====== Rows
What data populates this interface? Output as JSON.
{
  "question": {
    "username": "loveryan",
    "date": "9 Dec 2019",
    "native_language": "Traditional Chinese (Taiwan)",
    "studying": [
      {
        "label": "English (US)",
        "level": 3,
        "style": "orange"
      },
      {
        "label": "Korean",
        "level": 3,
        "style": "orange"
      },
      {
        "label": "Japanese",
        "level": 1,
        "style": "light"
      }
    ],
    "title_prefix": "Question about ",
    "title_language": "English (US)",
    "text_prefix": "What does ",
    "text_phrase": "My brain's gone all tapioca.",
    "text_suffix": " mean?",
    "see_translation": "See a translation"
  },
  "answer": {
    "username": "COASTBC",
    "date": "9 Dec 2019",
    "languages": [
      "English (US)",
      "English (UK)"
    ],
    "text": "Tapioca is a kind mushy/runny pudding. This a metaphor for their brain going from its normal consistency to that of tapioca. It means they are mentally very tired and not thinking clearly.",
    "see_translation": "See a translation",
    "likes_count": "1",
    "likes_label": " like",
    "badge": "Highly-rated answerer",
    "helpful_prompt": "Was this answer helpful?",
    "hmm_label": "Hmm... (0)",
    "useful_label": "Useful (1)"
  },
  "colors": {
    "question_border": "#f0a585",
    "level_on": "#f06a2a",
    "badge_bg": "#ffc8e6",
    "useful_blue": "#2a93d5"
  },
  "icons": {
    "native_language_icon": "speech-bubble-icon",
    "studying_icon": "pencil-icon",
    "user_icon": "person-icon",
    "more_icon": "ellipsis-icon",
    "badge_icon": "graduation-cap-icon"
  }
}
============
> [Aim]:
Output each record exactly, leaving nothing out.

> [Answer below]:
What data populates this interface? Output as JSON.
{
  "question": {
    "username": "loveryan",
    "date": "9 Dec 2019",
    "native_language": "Traditional Chinese (Taiwan)",
    "studying": [
      {
        "label": "English (US)",
        "level": 3,
        "style": "orange"
      },
      {
        "label": "Korean",
        "level": 3,
        "style": "orange"
      },
      {
        "label": "Japanese",
        "level": 1,
        "style": "light"
      }
    ],
    "title_prefix": "Question about ",
    "title_language": "English (US)",
    "text_prefix": "What does ",
    "text_phrase": "My brain's gone all tapioca.",
    "text_suffix": " mean?",
    "see_translation": "See a translation"
  },
  "answer": {
    "username": "COASTBC",
    "date": "9 Dec 2019",
    "languages": [
      "English (US)",
      "English (UK)"
    ],
    "text": "Tapioca is a kind mushy/runny pudding. This a metaphor for their brain going from its normal consistency to that of tapioca. It means they are mentally very tired and not thinking clearly.",
    "see_translation": "See a translation",
    "likes_count": "1",
    "likes_label": " like",
    "badge": "Highly-rated answerer",
    "helpful_prompt": "Was this answer helpful?",
    "hmm_label": "Hmm... (0)",
    "useful_label": "Useful (1)"
  },
  "colors": {
    "question_border": "#f0a585",
    "level_on": "#f06a2a",
    "badge_bg": "#ffc8e6",
    "useful_blue": "#2a93d5"
  },
  "icons": {
    "native_language_icon": "speech-bubble-icon",
    "studying_icon": "pencil-icon",
    "user_icon": "person-icon",
    "more_icon": "ellipsis-icon",
    "badge_icon": "graduation-cap-icon"
  }
}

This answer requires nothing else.